SELECTED EXTRACT:
......

Shouldn't be a draft in any circumstances but absolute crisis situation, like essential infrastructure is on the brink of total collapse and regular pay incentives aren't getting bodies on it fast enough.
Who knows, might get some people into work they didn't realize they'd gel with, plenty of inspector positions are behind work load and I've got s feeling a part of that is just people not knowing the work is out there.
There's great arguments here about how a service corps could bridge divides and give all youth a better pathway from highschool into the (often predatory) worlds of job markets and higher ed, and also great arguments about why mandatory service infringes on freedom pretty significantly.
Is there a way to structure a national year of service idea that gives people the freedom to opt out yet would still get chosen by many kids from diverse backgrounds? Like how do we get kids who have had a college fund ready to go since they were born to see the benefits of spending a year building bridges? It would be a neat cultural shift.

......

EXERCISE TASK 1: Output the listing from its first line to the line with "For every button, label, input, icon, or" as a Markdown table with columns Row and Line, skipping blank lines and omitting the pictures.
EXERCISE TASK 2: Write the next part of the discussion of a national year of service.
The listing that follows has no connection to the discussion of national service above it.

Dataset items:
......

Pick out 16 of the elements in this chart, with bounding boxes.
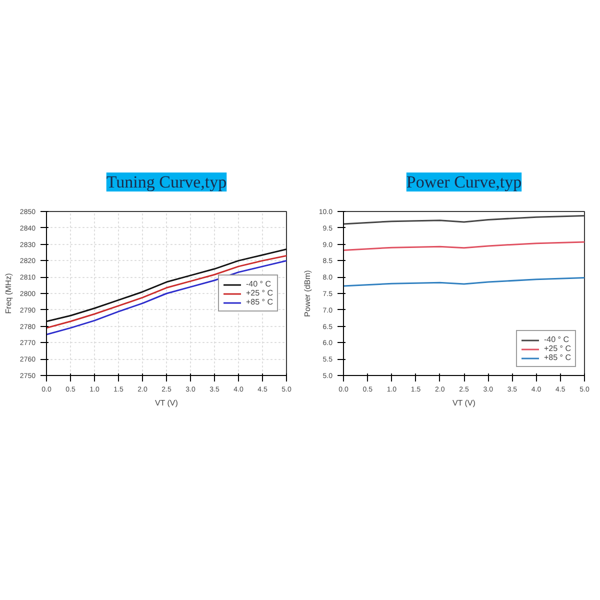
y-axis-title: Freq (MHz): [4, 272, 13, 314]
x-axis-title: VT (V): [154, 398, 178, 408]
legend-label: -40 ° C: [246, 280, 271, 288]
line-series: [344, 241, 584, 251]
line-series: [344, 277, 584, 287]
legend-label: -40 ° C: [544, 335, 569, 344]
line-series: [344, 215, 584, 225]
legend-label: +85 ° C: [544, 353, 571, 362]
chart-title: Power Curve,typ: [406, 172, 522, 192]
legend-label: +25 ° C: [246, 288, 273, 298]
y-axis-title: Power (dBm): [302, 270, 312, 317]
legend-label: +85 ° C: [246, 298, 273, 306]
x-axis-title: VT (V): [452, 398, 476, 408]
line-series: [46, 248, 286, 322]
chart-title: Tuning Curve,typ: [106, 172, 227, 192]
legend-label: +25 ° C: [544, 344, 571, 353]
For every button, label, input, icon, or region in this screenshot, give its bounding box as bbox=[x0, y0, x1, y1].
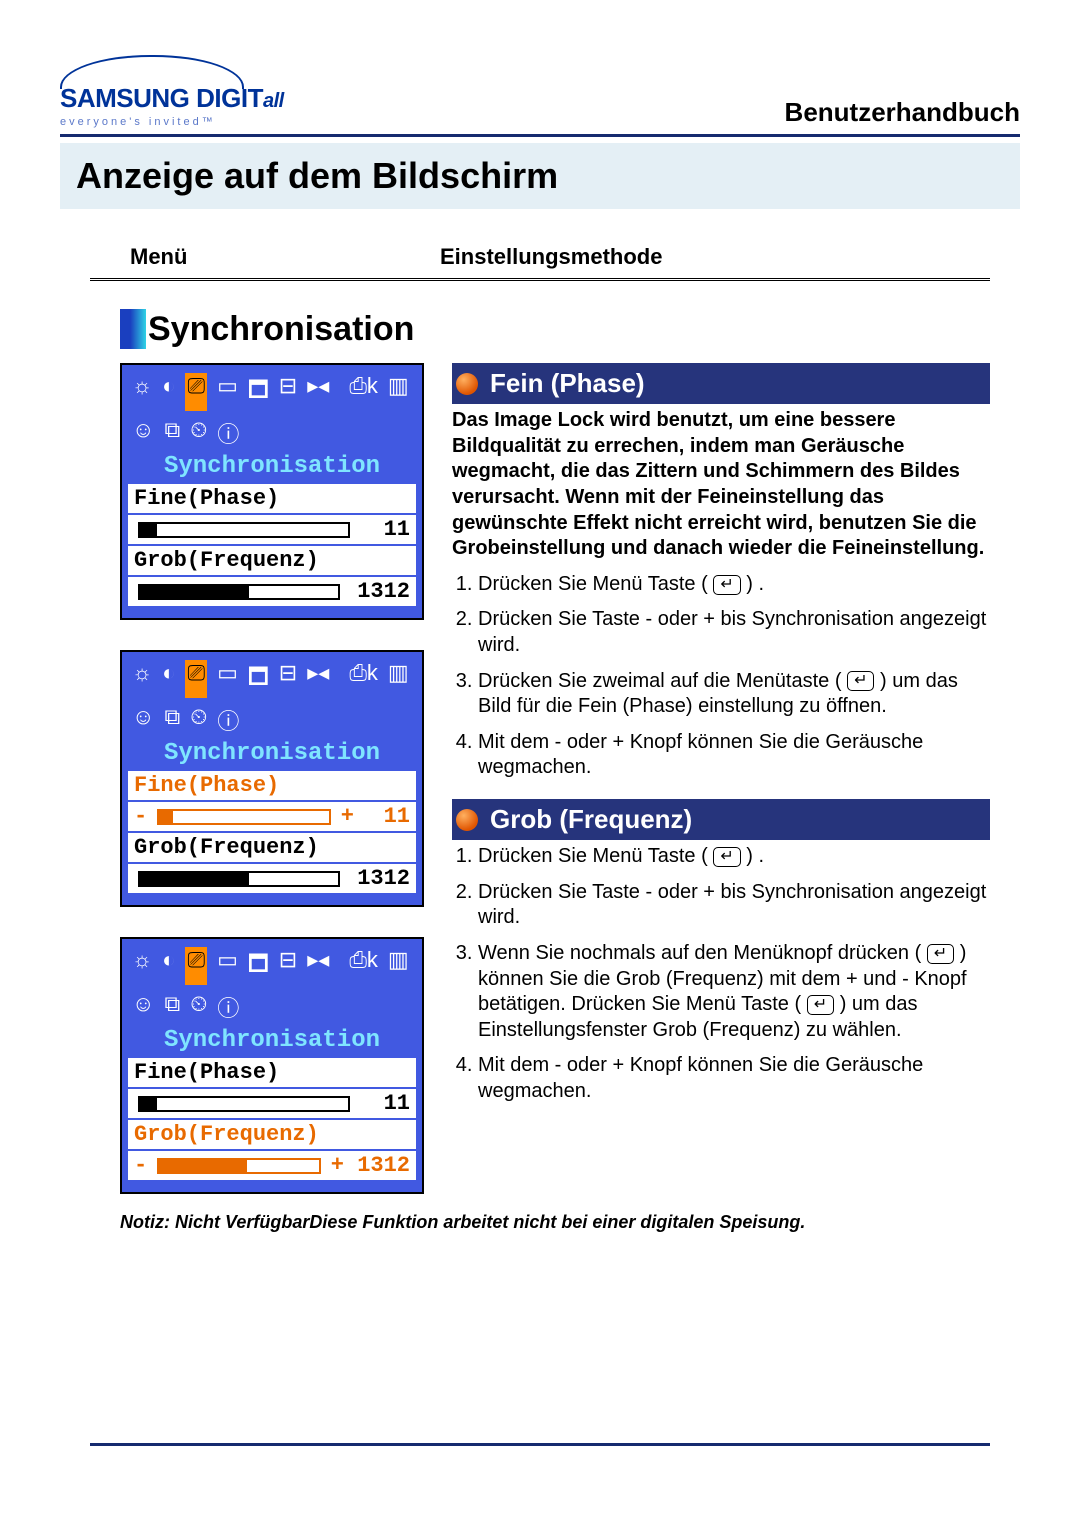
list-item: Drücken Sie Taste - oder + bis Synchroni… bbox=[478, 880, 990, 931]
osd-icon: ⧉ bbox=[164, 991, 180, 1023]
osd-icon: ⎙k bbox=[349, 373, 378, 411]
osd-icon: ⏲ bbox=[190, 991, 207, 1023]
list-item: Drücken Sie Taste - oder + bis Synchroni… bbox=[478, 607, 990, 658]
osd-coarse-value-row: 1312 bbox=[128, 864, 416, 893]
label-method: Einstellungsmethode bbox=[440, 244, 662, 270]
labels-divider bbox=[90, 278, 990, 281]
osd-icon: ▭ bbox=[217, 373, 238, 411]
osd-icon: ◐ bbox=[162, 947, 175, 985]
osd-icon: 🗖 bbox=[248, 660, 269, 698]
brand-main: SAMSUNG DIGIT bbox=[60, 83, 263, 113]
grob-steps: Drücken Sie Menü Taste ( ↵ ) . Drücken S… bbox=[452, 844, 990, 1104]
osd-icon: ▸◂ bbox=[307, 947, 329, 985]
list-item: Drücken Sie Menü Taste ( ↵ ) . bbox=[478, 572, 990, 598]
footnote: Notiz: Nicht VerfügbarDiese Funktion arb… bbox=[120, 1212, 990, 1233]
osd-icon: ⎚ bbox=[185, 660, 207, 698]
osd-icon: ⓘ bbox=[217, 704, 239, 736]
grob-heading: Grob (Frequenz) bbox=[490, 803, 692, 836]
osd-panel: ☼ ◐ ⎚ ▭ 🗖 ⊟ ▸◂ ⎙k ▥ ☺ ⧉ ⏲ ⓘ Synchronisation Fine(Phase… bbox=[120, 937, 424, 1194]
enter-key-icon: ↵ bbox=[713, 847, 740, 867]
brand-block: SAMSUNG DIGITall everyone's invited™ bbox=[60, 55, 284, 128]
osd-icon: ▸◂ bbox=[307, 373, 329, 411]
header-divider bbox=[60, 134, 1020, 137]
osd-icon: ⎙k bbox=[349, 947, 378, 985]
brand-tagline: everyone's invited™ bbox=[60, 116, 284, 128]
osd-icon: ▥ bbox=[388, 373, 409, 411]
bullet-icon bbox=[456, 373, 478, 395]
fein-heading-bar: Fein (Phase) bbox=[452, 363, 990, 404]
grob-heading-bar: Grob (Frequenz) bbox=[452, 799, 990, 840]
manual-label: Benutzerhandbuch bbox=[785, 97, 1020, 128]
osd-icon: ⎚ bbox=[185, 947, 207, 985]
osd-icon: ▸◂ bbox=[307, 660, 329, 698]
list-item: Drücken Sie Menü Taste ( ↵ ) . bbox=[478, 844, 990, 870]
osd-icon: ⊟ bbox=[279, 947, 297, 985]
osd-icon: ☼ bbox=[132, 660, 152, 698]
osd-icon: ⧉ bbox=[164, 417, 180, 449]
section-title: Synchronisation bbox=[148, 310, 414, 349]
osd-panel: ☼ ◐ ⎚ ▭ 🗖 ⊟ ▸◂ ⎙k ▥ ☺ ⧉ ⏲ ⓘ Synchronisation Fine(Phase… bbox=[120, 650, 424, 907]
osd-fine-value-row: 11 bbox=[128, 515, 416, 544]
section-accent-icon bbox=[120, 309, 146, 349]
osd-screenshots: ☼ ◐ ⎚ ▭ 🗖 ⊟ ▸◂ ⎙k ▥ ☺ ⧉ ⏲ ⓘ Synchronisation Fine(Phase… bbox=[120, 363, 424, 1194]
list-item: Wenn Sie nochmals auf den Menüknopf drüc… bbox=[478, 941, 990, 1043]
osd-fine-label: Fine(Phase) bbox=[128, 484, 416, 513]
osd-icon: ◐ bbox=[162, 660, 175, 698]
list-item: Mit dem - oder + Knopf können Sie die Ge… bbox=[478, 730, 990, 781]
osd-fine-value-row: 11 bbox=[128, 1089, 416, 1118]
enter-key-icon: ↵ bbox=[713, 575, 740, 595]
osd-icon: ⊟ bbox=[279, 373, 297, 411]
osd-title: Synchronisation bbox=[122, 453, 422, 480]
osd-icon: ▭ bbox=[217, 660, 238, 698]
osd-icon: ☼ bbox=[132, 373, 152, 411]
osd-fine-value-row: -+11 bbox=[128, 802, 416, 831]
list-item: Drücken Sie zweimal auf die Menütaste ( … bbox=[478, 669, 990, 720]
osd-coarse-value-row: -+1312 bbox=[128, 1151, 416, 1180]
brand-ital: all bbox=[263, 90, 284, 112]
osd-icon: ⧉ bbox=[164, 704, 180, 736]
osd-coarse-label: Grob(Frequenz) bbox=[128, 1120, 416, 1149]
fein-steps: Drücken Sie Menü Taste ( ↵ ) . Drücken S… bbox=[452, 572, 990, 781]
osd-icon: ⓘ bbox=[217, 991, 239, 1023]
osd-coarse-label: Grob(Frequenz) bbox=[128, 833, 416, 862]
osd-panel: ☼ ◐ ⎚ ▭ 🗖 ⊟ ▸◂ ⎙k ▥ ☺ ⧉ ⏲ ⓘ Synchronisation Fine(Phase… bbox=[120, 363, 424, 620]
label-menu: Menü bbox=[130, 244, 440, 270]
osd-icon: ⏲ bbox=[190, 704, 207, 736]
osd-icon: ☺ bbox=[132, 704, 154, 736]
osd-icon: ⓘ bbox=[217, 417, 239, 449]
osd-title: Synchronisation bbox=[122, 1027, 422, 1054]
fein-heading: Fein (Phase) bbox=[490, 367, 645, 400]
fein-intro: Das Image Lock wird benutzt, um eine bes… bbox=[452, 408, 990, 562]
osd-icon: ☺ bbox=[132, 991, 154, 1023]
osd-coarse-label: Grob(Frequenz) bbox=[128, 546, 416, 575]
enter-key-icon: ↵ bbox=[847, 671, 874, 691]
osd-icon: ▭ bbox=[217, 947, 238, 985]
osd-icon: ☺ bbox=[132, 417, 154, 449]
osd-coarse-value-row: 1312 bbox=[128, 577, 416, 606]
page-title-bar: Anzeige auf dem Bildschirm bbox=[60, 143, 1020, 209]
osd-icon: ☼ bbox=[132, 947, 152, 985]
osd-fine-label: Fine(Phase) bbox=[128, 1058, 416, 1087]
enter-key-icon: ↵ bbox=[927, 944, 954, 964]
osd-icon: ⏲ bbox=[190, 417, 207, 449]
osd-title: Synchronisation bbox=[122, 740, 422, 767]
osd-icon: ⎙k bbox=[349, 660, 378, 698]
bullet-icon bbox=[456, 809, 478, 831]
osd-icon: 🗖 bbox=[248, 947, 269, 985]
footer-divider bbox=[90, 1443, 990, 1446]
osd-icon: ⊟ bbox=[279, 660, 297, 698]
osd-icon: ◐ bbox=[162, 373, 175, 411]
osd-icon: 🗖 bbox=[248, 373, 269, 411]
osd-icon: ⎚ bbox=[185, 373, 207, 411]
osd-icon: ▥ bbox=[388, 660, 409, 698]
list-item: Mit dem - oder + Knopf können Sie die Ge… bbox=[478, 1053, 990, 1104]
enter-key-icon: ↵ bbox=[807, 995, 834, 1015]
osd-icon: ▥ bbox=[388, 947, 409, 985]
osd-fine-label: Fine(Phase) bbox=[128, 771, 416, 800]
page-title: Anzeige auf dem Bildschirm bbox=[76, 155, 1004, 197]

......

EXERCISE RESPONSE 1:
| Row | Line |
|---|---|
| 1 | Pick out 16 of the elements in this chart, with bounding boxes. |
| 2 | y-axis-title: Freq (MHz): [4, 272, 13, 314] |
| 3 | x-axis-title: VT (V): [154, 398, 178, 408] |
| 4 | legend-label: -40 ° C: [246, 280, 271, 288] |
| 5 | line-series: [344, 241, 584, 251] |
| 6 | line-series: [344, 277, 584, 287] |
| 7 | legend-label: -40 ° C: [544, 335, 569, 344] |
| 8 | line-series: [344, 215, 584, 225] |
| 9 | legend-label: +85 ° C: [544, 353, 571, 362] |
| 10 | chart-title: Power Curve,typ: [406, 172, 522, 192] |
| 11 | legend-label: +25 ° C: [246, 288, 273, 298] |
| 12 | y-axis-title: Power (dBm): [302, 270, 312, 317] |
| 13 | legend-label: +85 ° C: [246, 298, 273, 306] |
| 14 | x-axis-title: VT (V): [452, 398, 476, 408] |
| 15 | line-series: [46, 248, 286, 322] |
| 16 | chart-title: Tuning Curve,typ: [106, 172, 227, 192] |
| 17 | legend-label: +25 ° C: [544, 344, 571, 353] |
| 18 | For every button, label, input, icon, or region in this screenshot, give its bounding box as bbox=[x0, y0, x1, y1]. |

EXERCISE RESPONSE 2:
Probably from social isolation by everyone who did do that.
Like if the rich asshole kids wanna mark themselves out by skipping out on a national service that's their prerogative, just the same it's everyone else's to make judgements about them based on that.
That "some of y'all never worked a service job and it shows" tweet hits a lot harder when there's a federal budget for the messaging about the good of lending a working hand to your fellow countryfolks.
Nobody with a college fund from day one is going to see the service job tweet and care. They already have a rich kids club of other wealthy friends.